> [To be done]: Transcribe the whole listing without a single picture.

____________________

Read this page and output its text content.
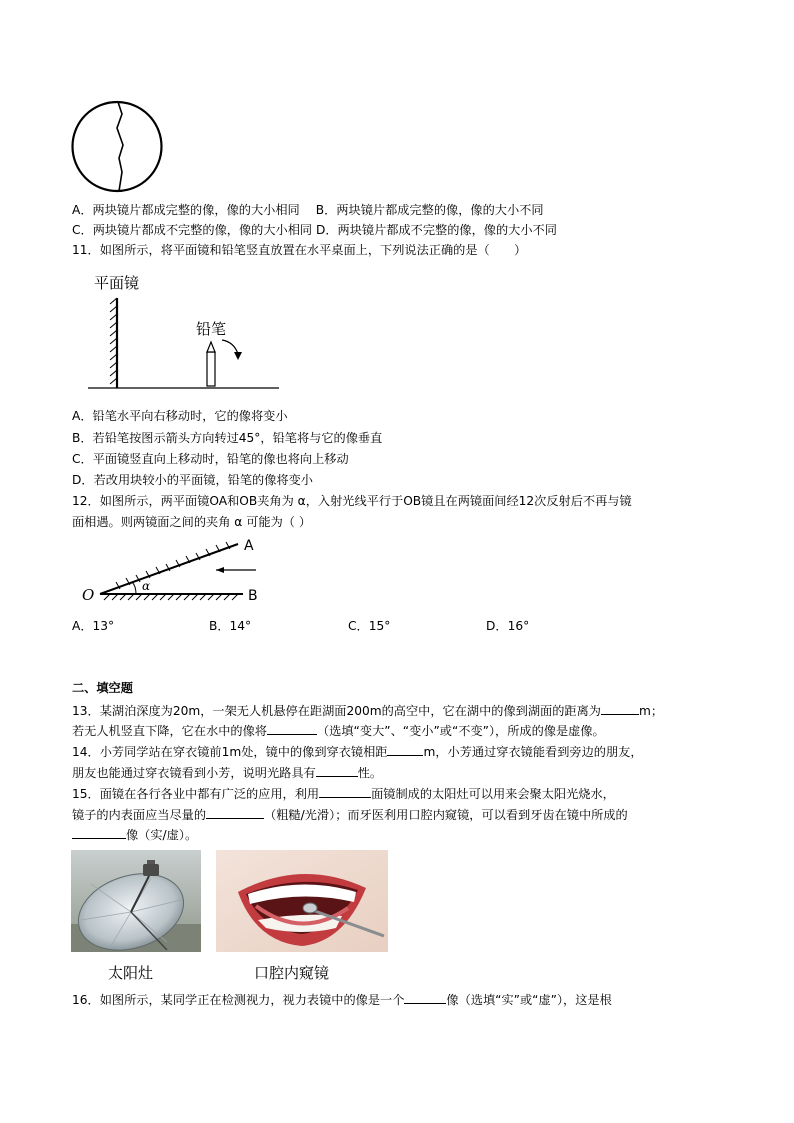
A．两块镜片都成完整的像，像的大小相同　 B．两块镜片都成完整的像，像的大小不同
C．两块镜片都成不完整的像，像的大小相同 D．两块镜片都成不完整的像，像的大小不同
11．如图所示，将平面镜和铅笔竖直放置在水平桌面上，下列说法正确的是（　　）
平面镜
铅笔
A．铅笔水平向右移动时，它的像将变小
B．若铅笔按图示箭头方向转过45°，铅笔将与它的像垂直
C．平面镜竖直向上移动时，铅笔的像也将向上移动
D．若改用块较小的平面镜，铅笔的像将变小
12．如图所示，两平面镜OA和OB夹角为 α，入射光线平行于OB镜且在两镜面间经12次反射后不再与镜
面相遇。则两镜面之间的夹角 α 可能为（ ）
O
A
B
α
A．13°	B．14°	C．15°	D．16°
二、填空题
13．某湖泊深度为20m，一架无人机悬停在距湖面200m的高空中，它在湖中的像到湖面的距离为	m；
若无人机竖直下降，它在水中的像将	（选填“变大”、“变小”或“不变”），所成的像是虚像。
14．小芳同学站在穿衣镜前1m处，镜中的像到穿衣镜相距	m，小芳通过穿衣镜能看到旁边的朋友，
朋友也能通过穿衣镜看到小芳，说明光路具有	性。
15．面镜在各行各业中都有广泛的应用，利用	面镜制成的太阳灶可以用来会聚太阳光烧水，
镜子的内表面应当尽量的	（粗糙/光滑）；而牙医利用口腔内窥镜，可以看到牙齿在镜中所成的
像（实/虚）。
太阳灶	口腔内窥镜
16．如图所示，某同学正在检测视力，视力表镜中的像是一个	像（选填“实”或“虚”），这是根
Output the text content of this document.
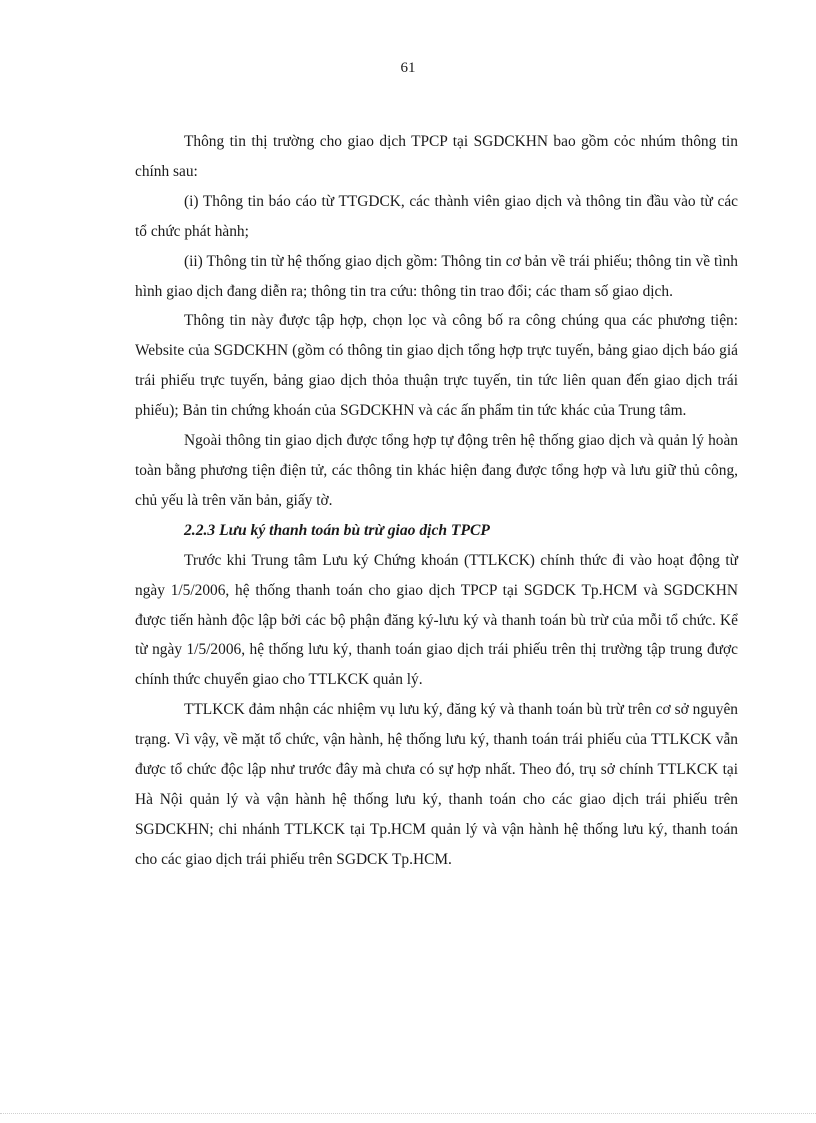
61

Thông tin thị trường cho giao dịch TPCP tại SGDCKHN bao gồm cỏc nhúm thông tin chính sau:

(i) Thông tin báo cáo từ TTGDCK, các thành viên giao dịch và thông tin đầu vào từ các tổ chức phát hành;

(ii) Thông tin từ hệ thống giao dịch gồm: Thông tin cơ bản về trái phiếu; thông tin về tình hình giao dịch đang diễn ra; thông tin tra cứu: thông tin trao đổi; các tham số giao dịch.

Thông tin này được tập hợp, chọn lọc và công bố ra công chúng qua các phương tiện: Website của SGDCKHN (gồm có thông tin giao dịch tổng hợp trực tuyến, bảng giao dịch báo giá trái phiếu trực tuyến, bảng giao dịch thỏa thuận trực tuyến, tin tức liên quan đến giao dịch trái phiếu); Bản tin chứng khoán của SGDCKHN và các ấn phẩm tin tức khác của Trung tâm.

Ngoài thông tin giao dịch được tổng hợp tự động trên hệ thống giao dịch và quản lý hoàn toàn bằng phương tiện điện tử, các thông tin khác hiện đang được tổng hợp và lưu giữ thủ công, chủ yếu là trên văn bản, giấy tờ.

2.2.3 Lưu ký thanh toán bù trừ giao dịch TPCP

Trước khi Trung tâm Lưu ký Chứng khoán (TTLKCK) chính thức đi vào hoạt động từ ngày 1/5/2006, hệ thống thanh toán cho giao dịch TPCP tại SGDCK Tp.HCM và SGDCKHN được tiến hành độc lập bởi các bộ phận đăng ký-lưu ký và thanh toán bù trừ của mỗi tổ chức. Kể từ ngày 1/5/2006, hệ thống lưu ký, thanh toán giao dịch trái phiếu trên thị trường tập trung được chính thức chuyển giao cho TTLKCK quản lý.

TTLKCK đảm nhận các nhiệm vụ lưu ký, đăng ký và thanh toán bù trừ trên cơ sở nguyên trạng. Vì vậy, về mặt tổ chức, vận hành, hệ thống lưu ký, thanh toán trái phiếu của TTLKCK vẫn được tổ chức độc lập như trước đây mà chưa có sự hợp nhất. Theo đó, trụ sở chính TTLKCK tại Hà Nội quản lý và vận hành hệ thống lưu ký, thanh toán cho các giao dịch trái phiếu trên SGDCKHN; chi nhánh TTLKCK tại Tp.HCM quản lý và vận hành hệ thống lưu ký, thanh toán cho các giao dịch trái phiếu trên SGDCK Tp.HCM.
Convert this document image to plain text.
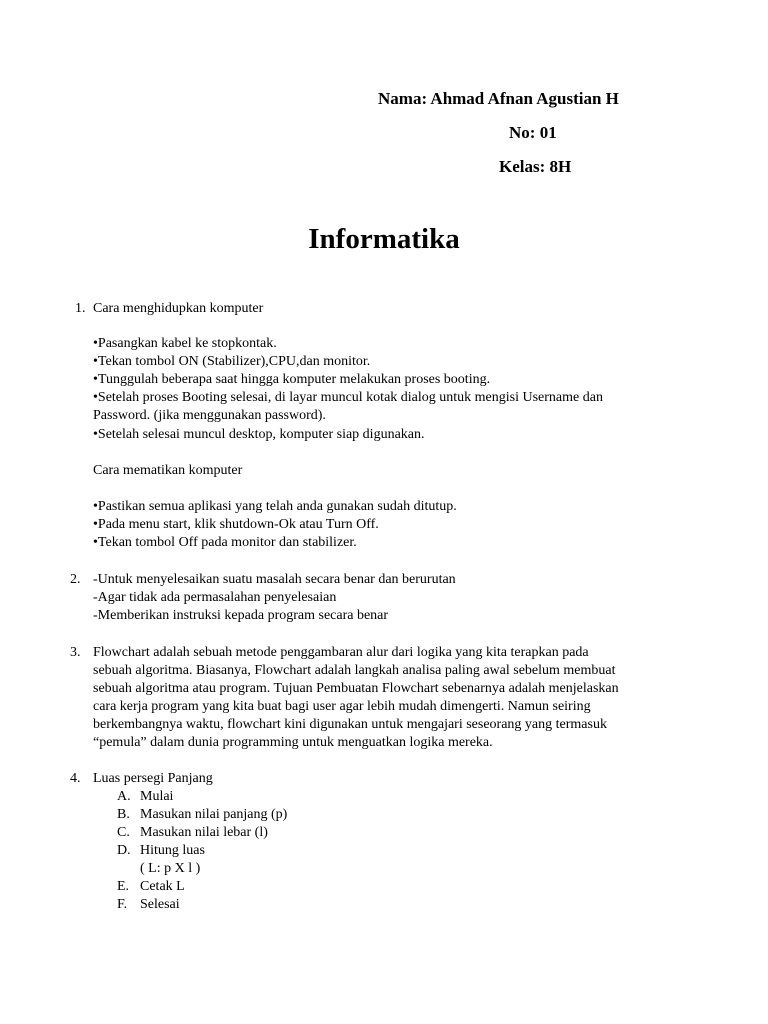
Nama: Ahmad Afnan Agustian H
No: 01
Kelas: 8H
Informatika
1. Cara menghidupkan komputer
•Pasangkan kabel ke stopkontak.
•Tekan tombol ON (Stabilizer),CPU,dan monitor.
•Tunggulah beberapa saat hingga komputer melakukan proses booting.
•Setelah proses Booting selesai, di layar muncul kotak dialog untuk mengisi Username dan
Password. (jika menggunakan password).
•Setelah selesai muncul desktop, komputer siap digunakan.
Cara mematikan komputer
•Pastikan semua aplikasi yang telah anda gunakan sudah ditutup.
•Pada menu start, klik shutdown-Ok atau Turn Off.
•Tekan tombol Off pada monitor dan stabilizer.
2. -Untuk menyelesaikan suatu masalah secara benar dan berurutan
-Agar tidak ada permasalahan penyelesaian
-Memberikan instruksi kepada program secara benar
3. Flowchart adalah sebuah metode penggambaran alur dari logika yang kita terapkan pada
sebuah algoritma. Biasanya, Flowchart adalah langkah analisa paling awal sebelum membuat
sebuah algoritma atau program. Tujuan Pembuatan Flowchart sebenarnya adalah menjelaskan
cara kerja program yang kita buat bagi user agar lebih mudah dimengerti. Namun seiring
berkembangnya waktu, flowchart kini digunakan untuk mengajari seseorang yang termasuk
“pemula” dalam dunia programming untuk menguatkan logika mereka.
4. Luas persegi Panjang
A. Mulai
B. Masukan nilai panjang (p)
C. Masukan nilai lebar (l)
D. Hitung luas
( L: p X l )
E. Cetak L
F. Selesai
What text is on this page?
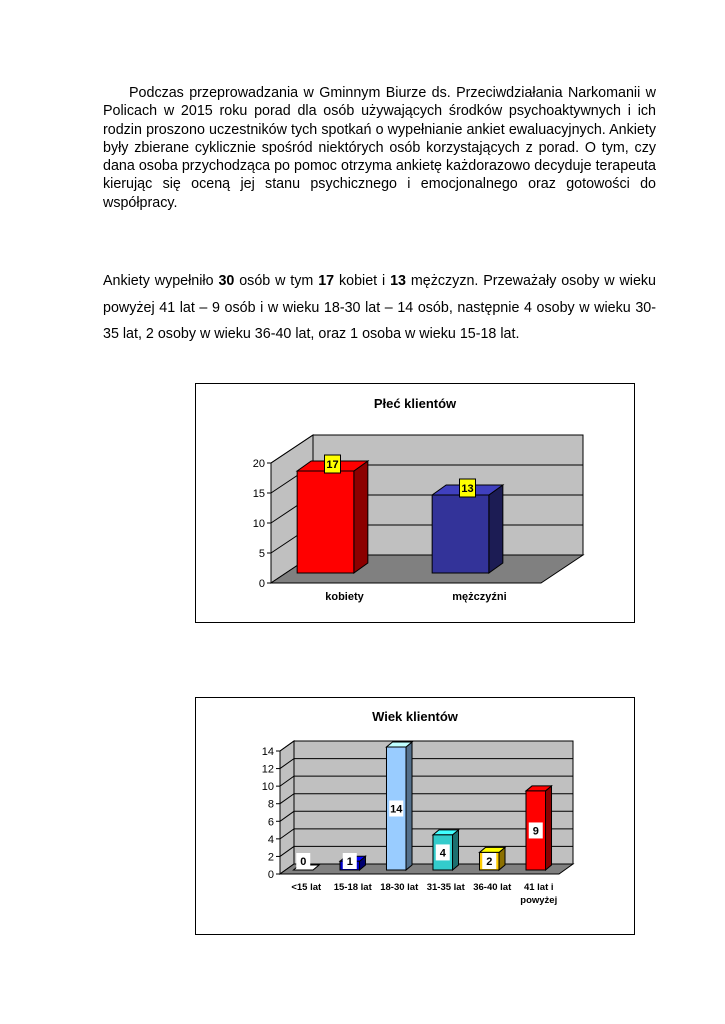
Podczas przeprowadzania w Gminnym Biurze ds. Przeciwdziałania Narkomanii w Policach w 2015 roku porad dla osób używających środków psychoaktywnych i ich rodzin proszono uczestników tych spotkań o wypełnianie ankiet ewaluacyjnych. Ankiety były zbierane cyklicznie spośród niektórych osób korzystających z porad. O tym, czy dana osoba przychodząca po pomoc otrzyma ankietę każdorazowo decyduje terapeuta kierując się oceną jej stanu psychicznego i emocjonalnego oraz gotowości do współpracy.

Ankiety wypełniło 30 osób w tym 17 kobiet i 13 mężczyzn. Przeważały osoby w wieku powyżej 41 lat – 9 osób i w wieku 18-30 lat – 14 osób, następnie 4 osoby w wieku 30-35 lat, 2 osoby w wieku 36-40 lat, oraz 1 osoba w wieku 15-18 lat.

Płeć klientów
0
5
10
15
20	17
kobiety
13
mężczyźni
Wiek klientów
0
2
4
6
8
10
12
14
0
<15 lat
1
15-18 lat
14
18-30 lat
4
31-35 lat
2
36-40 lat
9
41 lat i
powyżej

____________________

> [Output below]:
Read this page and output its text content.
A．两块镜片都成完整的像，像的大小相同　 B．两块镜片都成完整的像，像的大小不同
C．两块镜片都成不完整的像，像的大小相同 D．两块镜片都成不完整的像，像的大小不同
11．如图所示，将平面镜和铅笔竖直放置在水平桌面上，下列说法正确的是（　　）
平面镜
铅笔
A．铅笔水平向右移动时，它的像将变小
B．若铅笔按图示箭头方向转过45°，铅笔将与它的像垂直
C．平面镜竖直向上移动时，铅笔的像也将向上移动
D．若改用块较小的平面镜，铅笔的像将变小
12．如图所示，两平面镜OA和OB夹角为 α，入射光线平行于OB镜且在两镜面间经12次反射后不再与镜
面相遇。则两镜面之间的夹角 α 可能为（ ）
O
A
B
α
A．13°	B．14°	C．15°	D．16°
二、填空题
13．某湖泊深度为20m，一架无人机悬停在距湖面200m的高空中，它在湖中的像到湖面的距离为	m；
若无人机竖直下降，它在水中的像将	（选填“变大”、“变小”或“不变”），所成的像是虚像。
14．小芳同学站在穿衣镜前1m处，镜中的像到穿衣镜相距	m，小芳通过穿衣镜能看到旁边的朋友，
朋友也能通过穿衣镜看到小芳，说明光路具有	性。
15．面镜在各行各业中都有广泛的应用，利用	面镜制成的太阳灶可以用来会聚太阳光烧水，
镜子的内表面应当尽量的	（粗糙/光滑）；而牙医利用口腔内窥镜，可以看到牙齿在镜中所成的
像（实/虚）。
太阳灶	口腔内窥镜
16．如图所示，某同学正在检测视力，视力表镜中的像是一个	像（选填“实”或“虚”），这是根
Output the text content of this document.
61

Thông tin thị trường cho giao dịch TPCP tại SGDCKHN bao gồm cỏc nhúm thông tin chính sau:

(i) Thông tin báo cáo từ TTGDCK, các thành viên giao dịch và thông tin đầu vào từ các tổ chức phát hành;

(ii) Thông tin từ hệ thống giao dịch gồm: Thông tin cơ bản về trái phiếu; thông tin về tình hình giao dịch đang diễn ra; thông tin tra cứu: thông tin trao đổi; các tham số giao dịch.

Thông tin này được tập hợp, chọn lọc và công bố ra công chúng qua các phương tiện: Website của SGDCKHN (gồm có thông tin giao dịch tổng hợp trực tuyến, bảng giao dịch báo giá trái phiếu trực tuyến, bảng giao dịch thỏa thuận trực tuyến, tin tức liên quan đến giao dịch trái phiếu); Bản tin chứng khoán của SGDCKHN và các ấn phẩm tin tức khác của Trung tâm.

Ngoài thông tin giao dịch được tổng hợp tự động trên hệ thống giao dịch và quản lý hoàn toàn bằng phương tiện điện tử, các thông tin khác hiện đang được tổng hợp và lưu giữ thủ công, chủ yếu là trên văn bản, giấy tờ.

2.2.3 Lưu ký thanh toán bù trừ giao dịch TPCP

Trước khi Trung tâm Lưu ký Chứng khoán (TTLKCK) chính thức đi vào hoạt động từ ngày 1/5/2006, hệ thống thanh toán cho giao dịch TPCP tại SGDCK Tp.HCM và SGDCKHN được tiến hành độc lập bởi các bộ phận đăng ký-lưu ký và thanh toán bù trừ của mỗi tổ chức. Kể từ ngày 1/5/2006, hệ thống lưu ký, thanh toán giao dịch trái phiếu trên thị trường tập trung được chính thức chuyển giao cho TTLKCK quản lý.

TTLKCK đảm nhận các nhiệm vụ lưu ký, đăng ký và thanh toán bù trừ trên cơ sở nguyên trạng. Vì vậy, về mặt tổ chức, vận hành, hệ thống lưu ký, thanh toán trái phiếu của TTLKCK vẫn được tổ chức độc lập như trước đây mà chưa có sự hợp nhất. Theo đó, trụ sở chính TTLKCK tại Hà Nội quản lý và vận hành hệ thống lưu ký, thanh toán cho các giao dịch trái phiếu trên SGDCKHN; chi nhánh TTLKCK tại Tp.HCM quản lý và vận hành hệ thống lưu ký, thanh toán cho các giao dịch trái phiếu trên SGDCK Tp.HCM.
Convert this document image to plain text.
Nama: Ahmad Afnan Agustian H
No: 01
Kelas: 8H
Informatika
1. Cara menghidupkan komputer
•Pasangkan kabel ke stopkontak.
•Tekan tombol ON (Stabilizer),CPU,dan monitor.
•Tunggulah beberapa saat hingga komputer melakukan proses booting.
•Setelah proses Booting selesai, di layar muncul kotak dialog untuk mengisi Username dan
Password. (jika menggunakan password).
•Setelah selesai muncul desktop, komputer siap digunakan.
Cara mematikan komputer
•Pastikan semua aplikasi yang telah anda gunakan sudah ditutup.
•Pada menu start, klik shutdown-Ok atau Turn Off.
•Tekan tombol Off pada monitor dan stabilizer.
2. -Untuk menyelesaikan suatu masalah secara benar dan berurutan
-Agar tidak ada permasalahan penyelesaian
-Memberikan instruksi kepada program secara benar
3. Flowchart adalah sebuah metode penggambaran alur dari logika yang kita terapkan pada
sebuah algoritma. Biasanya, Flowchart adalah langkah analisa paling awal sebelum membuat
sebuah algoritma atau program. Tujuan Pembuatan Flowchart sebenarnya adalah menjelaskan
cara kerja program yang kita buat bagi user agar lebih mudah dimengerti. Namun seiring
berkembangnya waktu, flowchart kini digunakan untuk mengajari seseorang yang termasuk
“pemula” dalam dunia programming untuk menguatkan logika mereka.
4. Luas persegi Panjang
A. Mulai
B. Masukan nilai panjang (p)
C. Masukan nilai lebar (l)
D. Hitung luas
( L: p X l )
E. Cetak L
F. Selesai
What text is on this page?
Podczas przeprowadzania w Gminnym Biurze ds. Przeciwdziałania Narkomanii w Policach w 2015 roku porad dla osób używających środków psychoaktywnych i ich rodzin proszono uczestników tych spotkań o wypełnianie ankiet ewaluacyjnych. Ankiety były zbierane cyklicznie spośród niektórych osób korzystających z porad. O tym, czy dana osoba przychodząca po pomoc otrzyma ankietę każdorazowo decyduje terapeuta kierując się oceną jej stanu psychicznego i emocjonalnego oraz gotowości do współpracy.

Ankiety wypełniło 30 osób w tym 17 kobiet i 13 mężczyzn. Przeważały osoby w wieku powyżej 41 lat – 9 osób i w wieku 18-30 lat – 14 osób, następnie 4 osoby w wieku 30-35 lat, 2 osoby w wieku 36-40 lat, oraz 1 osoba w wieku 15-18 lat.

Płeć klientów
0
5
10
15
20	17
kobiety
13
mężczyźni
Wiek klientów
0
2
4
6
8
10
12
14
0
<15 lat
1
15-18 lat
14
18-30 lat
4
31-35 lat
2
36-40 lat
9
41 lat i
powyżej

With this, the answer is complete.